_REQUIREMENT:_
Gather all lines with "text" from the records.

(Entries from a visual dataset)

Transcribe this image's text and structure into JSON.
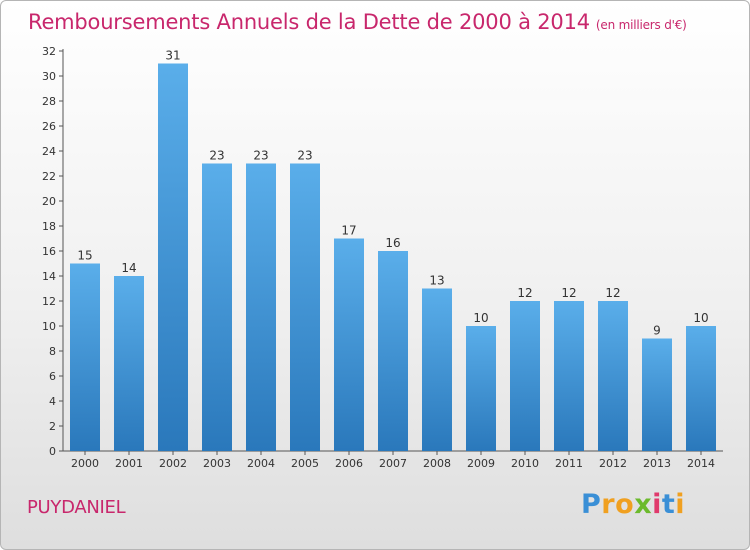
{
  "title": "Remboursements Annuels de la Dette de 2000 à 2014",
  "unit": "(en milliers d'€)",
  "commune": "PUYDANIEL",
  "logo": {
    "text": "Proxiti",
    "letters": [
      "P",
      "r",
      "o",
      "x",
      "i",
      "t",
      "i"
    ],
    "colors": [
      "#3a8fd6",
      "#f0a020",
      "#f0a020",
      "#6cba2c",
      "#e03a6c",
      "#3a8fd6",
      "#f0a020"
    ]
  },
  "colors": {
    "bar_top": "#5aaeea",
    "bar_bottom": "#2a78bb",
    "title": "#c8276c"
  },
  "chart_data": {
    "type": "bar",
    "categories": [
      "2000",
      "2001",
      "2002",
      "2003",
      "2004",
      "2005",
      "2006",
      "2007",
      "2008",
      "2009",
      "2010",
      "2011",
      "2012",
      "2013",
      "2014"
    ],
    "values": [
      15,
      14,
      31,
      23,
      23,
      23,
      17,
      16,
      13,
      10,
      12,
      12,
      12,
      9,
      10
    ],
    "value_labels": [
      "15",
      "14",
      "31",
      "23",
      "23",
      "23",
      "17",
      "16",
      "13",
      "10",
      "12",
      "12",
      "12",
      "9",
      "10"
    ],
    "y_ticks": [
      "0",
      "2",
      "4",
      "6",
      "8",
      "10",
      "12",
      "14",
      "16",
      "18",
      "20",
      "22",
      "24",
      "26",
      "28",
      "30",
      "32"
    ],
    "ylim": [
      0,
      32
    ],
    "grid": false,
    "legend": "none"
  }
}
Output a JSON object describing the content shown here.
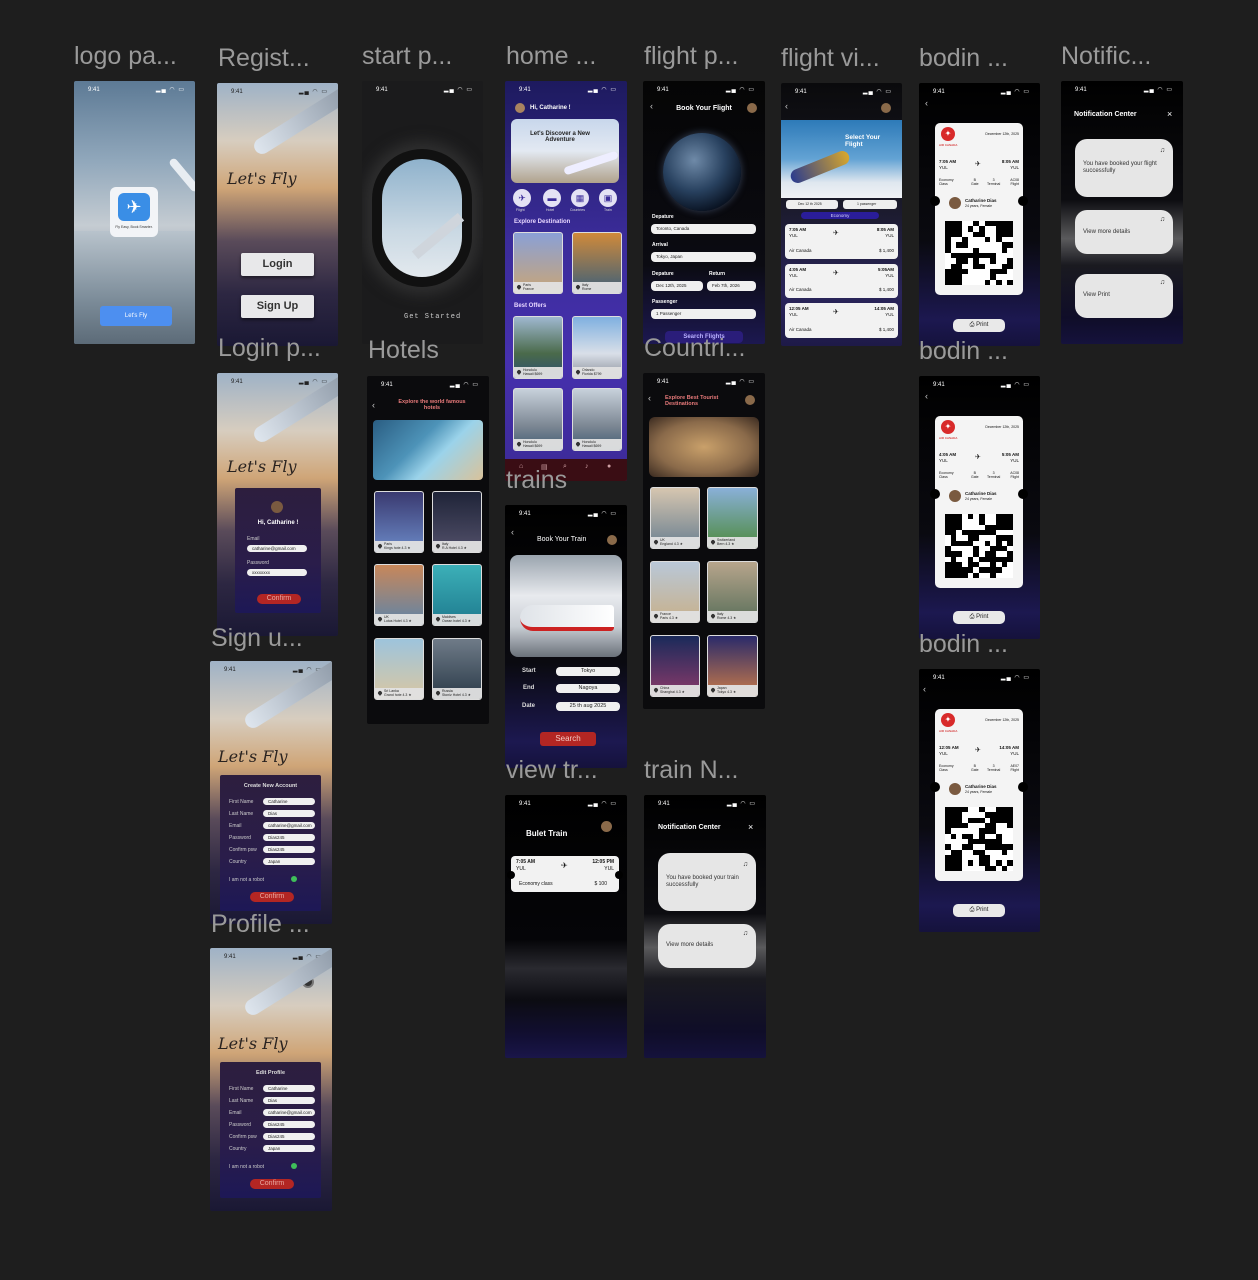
{
  "frames": {
    "logo": {
      "label": "logo pa...",
      "time": "9:41",
      "tagline": "Fly Easy, Book Smarter.",
      "cta": "Let's Fly"
    },
    "register": {
      "label": "Regist...",
      "time": "9:41",
      "title": "Let's Fly",
      "login": "Login",
      "signup": "Sign Up"
    },
    "start": {
      "label": "start p...",
      "time": "9:41",
      "cta": "Get Started"
    },
    "home": {
      "label": "home ...",
      "time": "9:41",
      "greeting": "Hi, Catharine !",
      "hero": "Let's Discover a New Adventure",
      "cats": [
        "Flight",
        "Hotel",
        "Countries",
        "Train"
      ],
      "explore_title": "Explore Destination",
      "explore": [
        {
          "name": "Paris",
          "sub": "France",
          "rate": "4.5"
        },
        {
          "name": "Italy",
          "sub": "Rome",
          "rate": "4.3"
        }
      ],
      "offers_title": "Best Offers",
      "offers": [
        {
          "name": "Honolulu",
          "sub": "Hawaii",
          "price": "$699"
        },
        {
          "name": "Orlando",
          "sub": "Florida",
          "price": "$799"
        },
        {
          "name": "Honolulu",
          "sub": "Hawaii",
          "price": "$699"
        },
        {
          "name": "Honolulu",
          "sub": "Hawaii",
          "price": "$699"
        }
      ]
    },
    "flight_plan": {
      "label": "flight p...",
      "time": "9:41",
      "title": "Book Your Flight",
      "departure_label": "Depature",
      "departure": "Toronto, Canada",
      "arrival_label": "Arrival",
      "arrival": "Tokyo, Japan",
      "dep_date_label": "Depature",
      "dep_date": "Dec 12th, 2025",
      "return_label": "Return",
      "return_date": "Feb 7th, 2026",
      "passenger_label": "Passenger",
      "passenger": "1 Passenger",
      "search": "Search Flights"
    },
    "flight_view": {
      "label": "flight vi...",
      "time": "9:41",
      "title": "Select Your Flight",
      "date": "Dec 12 th 2025",
      "pax": "1 passenger",
      "class": "Economy",
      "flights": [
        {
          "dep": "7:05 AM",
          "dep_code": "YUL",
          "arr": "8:05 AM",
          "arr_code": "YUL",
          "airline": "Air Canada",
          "price": "$ 1,400"
        },
        {
          "dep": "4:05 AM",
          "dep_code": "YUL",
          "arr": "5:05AM",
          "arr_code": "YUL",
          "airline": "Air Canada",
          "price": "$ 1,400"
        },
        {
          "dep": "12:05 AM",
          "dep_code": "YUL",
          "arr": "14:05 AM",
          "arr_code": "YUL",
          "airline": "Air Canada",
          "price": "$ 1,400"
        }
      ]
    },
    "boarding": [
      {
        "label": "bodin ...",
        "time": "9:41",
        "airline": "AIR CANADA",
        "date": "December 12th, 2025",
        "dep": "7:05 AM",
        "dep_code": "YUL",
        "arr": "8:05 AM",
        "arr_code": "YUL",
        "class": "Economy",
        "class_sub": "Class",
        "gate": "B",
        "gate_sub": "Gate",
        "terminal": "3",
        "terminal_sub": "Terminal",
        "flight": "AC08",
        "flight_sub": "Flight",
        "name": "Catharine Dias",
        "info": "24 years, Female",
        "print": "Print"
      },
      {
        "label": "bodin ...",
        "time": "9:41",
        "airline": "AIR CANADA",
        "date": "December 12th, 2025",
        "dep": "4:05 AM",
        "dep_code": "YUL",
        "arr": "5:05 AM",
        "arr_code": "YUL",
        "class": "Economy",
        "class_sub": "Class",
        "gate": "B",
        "gate_sub": "Gate",
        "terminal": "3",
        "terminal_sub": "Terminal",
        "flight": "AC08",
        "flight_sub": "Flight",
        "name": "Catharine Dias",
        "info": "24 years, Female",
        "print": "Print"
      },
      {
        "label": "bodin ...",
        "time": "9:41",
        "airline": "AIR CANADA",
        "date": "December 12th, 2025",
        "dep": "12:05 AM",
        "dep_code": "YUL",
        "arr": "14:05 AM",
        "arr_code": "YUL",
        "class": "Economy",
        "class_sub": "Class",
        "gate": "B",
        "gate_sub": "Gate",
        "terminal": "3",
        "terminal_sub": "Terminal",
        "flight": "AE07",
        "flight_sub": "Flight",
        "name": "Catharine Dias",
        "info": "24 years, Female",
        "print": "Print"
      }
    ],
    "notif": {
      "label": "Notific...",
      "time": "9:41",
      "title": "Notification Center",
      "items": [
        "You have booked your flight successfully",
        "View more details",
        "View Print"
      ]
    },
    "login": {
      "label": "Login p...",
      "time": "9:41",
      "title": "Let's Fly",
      "greeting": "Hi, Catharine !",
      "email_label": "Email",
      "email": "catharine@gmail.com",
      "password_label": "Password",
      "password": "xxxxxxxx",
      "confirm": "Confirm"
    },
    "hotels": {
      "label": "Hotels",
      "time": "9:41",
      "title": "Explore the world famous hotels",
      "items": [
        {
          "name": "Paris",
          "sub": "Kings hote",
          "rate": "4.3"
        },
        {
          "name": "Italy",
          "sub": "R.A Hotel",
          "rate": "4.3"
        },
        {
          "name": "UK",
          "sub": "Lotus Hotel",
          "rate": "4.3"
        },
        {
          "name": "Maldives",
          "sub": "Ocean hotel",
          "rate": "4.3"
        },
        {
          "name": "Sri Lanka",
          "sub": "Grand hote",
          "rate": "4.3"
        },
        {
          "name": "Russia",
          "sub": "Stoniz Hotel",
          "rate": "4.3"
        }
      ]
    },
    "countries": {
      "label": "Countri...",
      "time": "9:41",
      "title": "Explore Best Tourist Destinations",
      "items": [
        {
          "name": "UK",
          "sub": "England",
          "rate": "4.3"
        },
        {
          "name": "Switzerland",
          "sub": "Bern",
          "rate": "4.3"
        },
        {
          "name": "France",
          "sub": "Paris",
          "rate": "4.3"
        },
        {
          "name": "Italy",
          "sub": "Rome",
          "rate": "4.3"
        },
        {
          "name": "China",
          "sub": "Shanghai",
          "rate": "4.3"
        },
        {
          "name": "Japan",
          "sub": "Tokyo",
          "rate": "4.3"
        }
      ]
    },
    "trains": {
      "label": "trains",
      "time": "9:41",
      "title": "Book Your Train",
      "start_label": "Start",
      "start": "Tokyo",
      "end_label": "End",
      "end": "Nagoya",
      "date_label": "Date",
      "date": "25 th aug  2025",
      "search": "Search"
    },
    "signup": {
      "label": "Sign u...",
      "time": "9:41",
      "title": "Let's Fly",
      "heading": "Create New Account",
      "fields": [
        {
          "label": "First Name",
          "value": "Catharine"
        },
        {
          "label": "Last Name",
          "value": "Dias"
        },
        {
          "label": "Email",
          "value": "catharine@gmail.com"
        },
        {
          "label": "Password",
          "value": "Dias245"
        },
        {
          "label": "Confirm psw",
          "value": "Dias245"
        },
        {
          "label": "Country",
          "value": "Japan"
        }
      ],
      "robot": "I am not a robot",
      "confirm": "Confirm"
    },
    "view_train": {
      "label": "view tr...",
      "time": "9:41",
      "title": "Bulet Train",
      "dep": "7:05 AM",
      "dep_code": "YUL",
      "arr": "12:05 PM",
      "arr_code": "YUL",
      "class": "Economy class",
      "price": "$ 100"
    },
    "train_notif": {
      "label": "train N...",
      "time": "9:41",
      "title": "Notification Center",
      "items": [
        "You have booked your train successfully",
        "View more details"
      ]
    },
    "profile": {
      "label": "Profile ...",
      "time": "9:41",
      "title": "Let's Fly",
      "heading": "Edit Profile",
      "fields": [
        {
          "label": "First Name",
          "value": "Catharine"
        },
        {
          "label": "Last Name",
          "value": "Dias"
        },
        {
          "label": "Email",
          "value": "catharine@gmail.com"
        },
        {
          "label": "Password",
          "value": "Dias245"
        },
        {
          "label": "Confirm psw",
          "value": "Dias245"
        },
        {
          "label": "Country",
          "value": "Japan"
        }
      ],
      "robot": "I am not a robot",
      "confirm": "Confirm"
    }
  },
  "colors": {
    "canvas": "#1e1e1e",
    "label": "#9a9a9a",
    "accent_red": "#b32623",
    "purple": "#2a1d4a",
    "blue_btn": "#4d8ff0"
  },
  "icons": {
    "status": "signal-wifi-battery-icon",
    "back": "chevron-left-icon",
    "close": "close-icon",
    "plane": "plane-icon",
    "pin": "location-pin-icon",
    "star": "star-icon",
    "print": "printer-icon",
    "check": "check-circle-icon"
  }
}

_ANSWER TO THE EXERCISE:_
Transcribe this image's text and structure into JSON.
    "text": "Proxiti",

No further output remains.